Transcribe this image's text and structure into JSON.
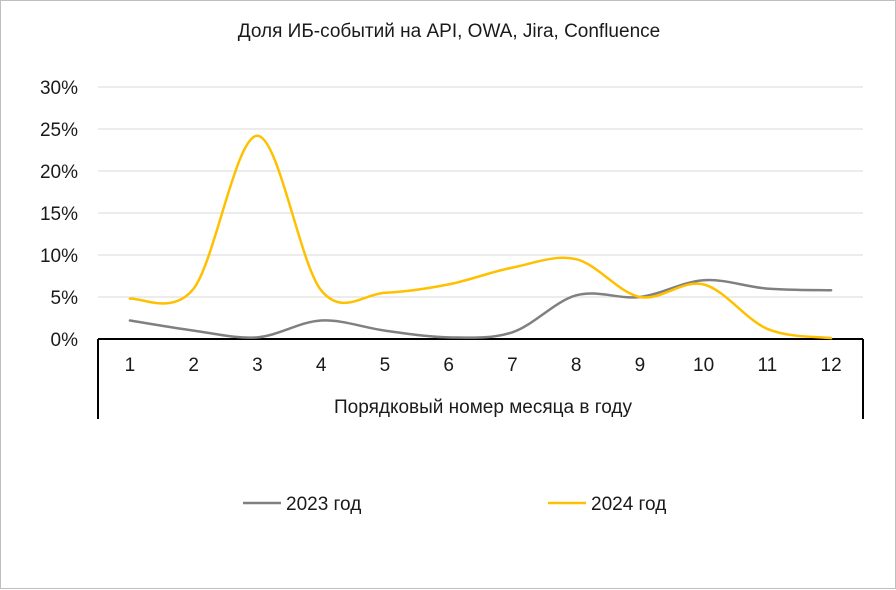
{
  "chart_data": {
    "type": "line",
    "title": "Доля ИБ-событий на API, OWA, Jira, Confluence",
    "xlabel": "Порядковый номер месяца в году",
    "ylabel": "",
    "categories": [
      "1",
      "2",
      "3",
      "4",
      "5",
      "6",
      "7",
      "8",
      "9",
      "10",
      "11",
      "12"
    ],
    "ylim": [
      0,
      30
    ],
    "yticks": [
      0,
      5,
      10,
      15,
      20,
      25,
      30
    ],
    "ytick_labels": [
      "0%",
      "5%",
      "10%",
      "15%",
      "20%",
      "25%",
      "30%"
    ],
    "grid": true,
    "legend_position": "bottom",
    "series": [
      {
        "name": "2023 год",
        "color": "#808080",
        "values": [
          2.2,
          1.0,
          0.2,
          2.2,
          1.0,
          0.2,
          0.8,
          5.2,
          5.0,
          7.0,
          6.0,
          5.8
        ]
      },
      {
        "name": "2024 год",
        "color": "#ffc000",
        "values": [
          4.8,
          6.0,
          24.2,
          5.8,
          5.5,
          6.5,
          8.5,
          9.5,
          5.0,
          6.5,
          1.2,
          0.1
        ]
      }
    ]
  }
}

* * *

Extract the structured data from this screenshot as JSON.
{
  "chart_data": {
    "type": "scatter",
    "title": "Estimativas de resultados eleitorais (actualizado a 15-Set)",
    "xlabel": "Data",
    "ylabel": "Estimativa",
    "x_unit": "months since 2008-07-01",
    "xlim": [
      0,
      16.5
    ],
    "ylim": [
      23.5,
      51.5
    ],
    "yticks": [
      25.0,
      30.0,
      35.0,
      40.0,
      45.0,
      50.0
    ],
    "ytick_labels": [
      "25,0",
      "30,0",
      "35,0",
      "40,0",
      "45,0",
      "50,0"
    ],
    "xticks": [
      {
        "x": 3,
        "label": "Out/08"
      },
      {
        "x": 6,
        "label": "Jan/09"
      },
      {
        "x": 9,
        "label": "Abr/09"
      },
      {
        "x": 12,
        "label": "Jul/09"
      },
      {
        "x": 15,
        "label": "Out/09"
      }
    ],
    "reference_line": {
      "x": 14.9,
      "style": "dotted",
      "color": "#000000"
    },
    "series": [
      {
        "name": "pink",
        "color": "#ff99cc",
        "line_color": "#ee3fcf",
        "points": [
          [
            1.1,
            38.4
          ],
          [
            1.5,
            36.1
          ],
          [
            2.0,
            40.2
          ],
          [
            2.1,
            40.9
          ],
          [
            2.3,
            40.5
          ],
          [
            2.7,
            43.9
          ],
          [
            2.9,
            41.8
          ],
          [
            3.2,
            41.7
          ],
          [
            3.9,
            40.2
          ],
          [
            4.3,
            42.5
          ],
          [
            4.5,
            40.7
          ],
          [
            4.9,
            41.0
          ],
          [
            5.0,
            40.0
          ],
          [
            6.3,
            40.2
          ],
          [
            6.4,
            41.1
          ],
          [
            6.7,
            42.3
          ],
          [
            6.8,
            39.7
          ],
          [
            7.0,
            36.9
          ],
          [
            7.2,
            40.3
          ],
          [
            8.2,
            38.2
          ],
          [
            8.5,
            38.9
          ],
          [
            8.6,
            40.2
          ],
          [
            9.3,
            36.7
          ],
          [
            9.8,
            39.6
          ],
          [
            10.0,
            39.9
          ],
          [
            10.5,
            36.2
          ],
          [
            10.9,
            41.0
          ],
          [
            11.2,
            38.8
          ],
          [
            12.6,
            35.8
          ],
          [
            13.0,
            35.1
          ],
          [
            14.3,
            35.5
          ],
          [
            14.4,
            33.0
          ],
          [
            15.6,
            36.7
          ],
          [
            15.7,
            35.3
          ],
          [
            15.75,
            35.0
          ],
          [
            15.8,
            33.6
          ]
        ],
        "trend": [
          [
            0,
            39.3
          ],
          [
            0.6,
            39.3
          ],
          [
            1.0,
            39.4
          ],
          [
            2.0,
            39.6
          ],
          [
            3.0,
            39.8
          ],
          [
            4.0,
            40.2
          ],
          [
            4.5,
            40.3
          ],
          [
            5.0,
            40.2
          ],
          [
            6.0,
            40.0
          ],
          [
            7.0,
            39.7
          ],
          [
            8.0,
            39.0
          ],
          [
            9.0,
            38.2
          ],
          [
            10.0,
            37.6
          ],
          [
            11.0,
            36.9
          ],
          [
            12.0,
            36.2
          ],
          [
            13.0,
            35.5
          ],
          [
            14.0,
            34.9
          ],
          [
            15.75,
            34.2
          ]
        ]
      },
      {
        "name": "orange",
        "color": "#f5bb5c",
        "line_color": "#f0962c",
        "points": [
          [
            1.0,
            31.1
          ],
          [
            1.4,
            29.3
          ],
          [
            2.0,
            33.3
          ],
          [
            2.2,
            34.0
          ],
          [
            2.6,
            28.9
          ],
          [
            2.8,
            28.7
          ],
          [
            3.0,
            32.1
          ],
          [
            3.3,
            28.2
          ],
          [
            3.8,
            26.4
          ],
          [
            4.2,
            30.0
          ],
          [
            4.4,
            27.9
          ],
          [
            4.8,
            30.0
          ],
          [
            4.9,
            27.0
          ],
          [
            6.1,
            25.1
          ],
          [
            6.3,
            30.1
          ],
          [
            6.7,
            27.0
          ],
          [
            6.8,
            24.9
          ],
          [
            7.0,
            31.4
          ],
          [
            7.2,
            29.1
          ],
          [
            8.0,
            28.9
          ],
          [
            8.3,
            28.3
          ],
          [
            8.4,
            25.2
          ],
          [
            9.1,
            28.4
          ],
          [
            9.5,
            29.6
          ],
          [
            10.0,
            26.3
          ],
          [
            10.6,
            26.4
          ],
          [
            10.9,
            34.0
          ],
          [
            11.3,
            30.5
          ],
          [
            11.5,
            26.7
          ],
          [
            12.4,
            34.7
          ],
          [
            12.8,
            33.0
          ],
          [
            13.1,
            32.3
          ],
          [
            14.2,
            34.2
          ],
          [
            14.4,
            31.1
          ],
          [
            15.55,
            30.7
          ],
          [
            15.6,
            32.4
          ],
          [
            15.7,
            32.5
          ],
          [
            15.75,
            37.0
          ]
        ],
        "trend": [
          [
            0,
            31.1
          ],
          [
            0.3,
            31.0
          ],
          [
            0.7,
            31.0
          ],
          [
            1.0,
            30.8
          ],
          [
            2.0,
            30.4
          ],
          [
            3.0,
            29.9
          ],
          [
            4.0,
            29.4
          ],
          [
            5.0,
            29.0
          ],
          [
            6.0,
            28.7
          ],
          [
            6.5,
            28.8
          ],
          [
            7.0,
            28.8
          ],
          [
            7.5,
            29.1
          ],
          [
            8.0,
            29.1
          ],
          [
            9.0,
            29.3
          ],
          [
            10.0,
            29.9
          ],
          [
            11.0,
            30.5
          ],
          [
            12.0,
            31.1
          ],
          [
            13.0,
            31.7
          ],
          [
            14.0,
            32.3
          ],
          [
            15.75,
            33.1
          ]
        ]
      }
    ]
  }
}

...

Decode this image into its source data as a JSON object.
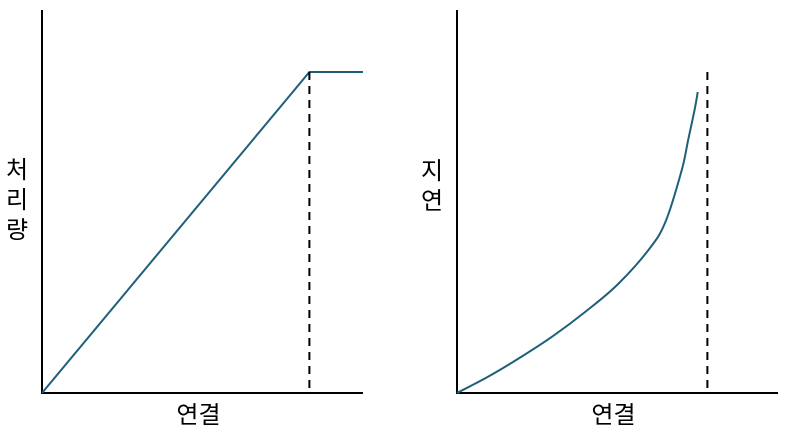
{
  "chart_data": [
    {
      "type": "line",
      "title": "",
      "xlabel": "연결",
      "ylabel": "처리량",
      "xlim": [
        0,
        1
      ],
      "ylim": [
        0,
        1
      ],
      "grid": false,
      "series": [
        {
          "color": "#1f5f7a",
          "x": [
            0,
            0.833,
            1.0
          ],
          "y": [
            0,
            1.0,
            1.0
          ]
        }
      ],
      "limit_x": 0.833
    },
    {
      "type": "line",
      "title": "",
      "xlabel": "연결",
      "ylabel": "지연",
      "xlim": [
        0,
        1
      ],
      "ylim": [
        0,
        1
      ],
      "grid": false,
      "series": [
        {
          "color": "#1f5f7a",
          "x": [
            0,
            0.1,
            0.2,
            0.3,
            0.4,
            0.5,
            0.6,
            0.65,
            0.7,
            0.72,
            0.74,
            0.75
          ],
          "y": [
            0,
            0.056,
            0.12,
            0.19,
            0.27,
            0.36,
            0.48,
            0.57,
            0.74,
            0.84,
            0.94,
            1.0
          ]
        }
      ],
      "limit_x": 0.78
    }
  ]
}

Task statement
Look through the data and show every line containing "type".

Expected output
    "type": "line",
    "type": "scatter",
      "type": "line",
      "type": "line",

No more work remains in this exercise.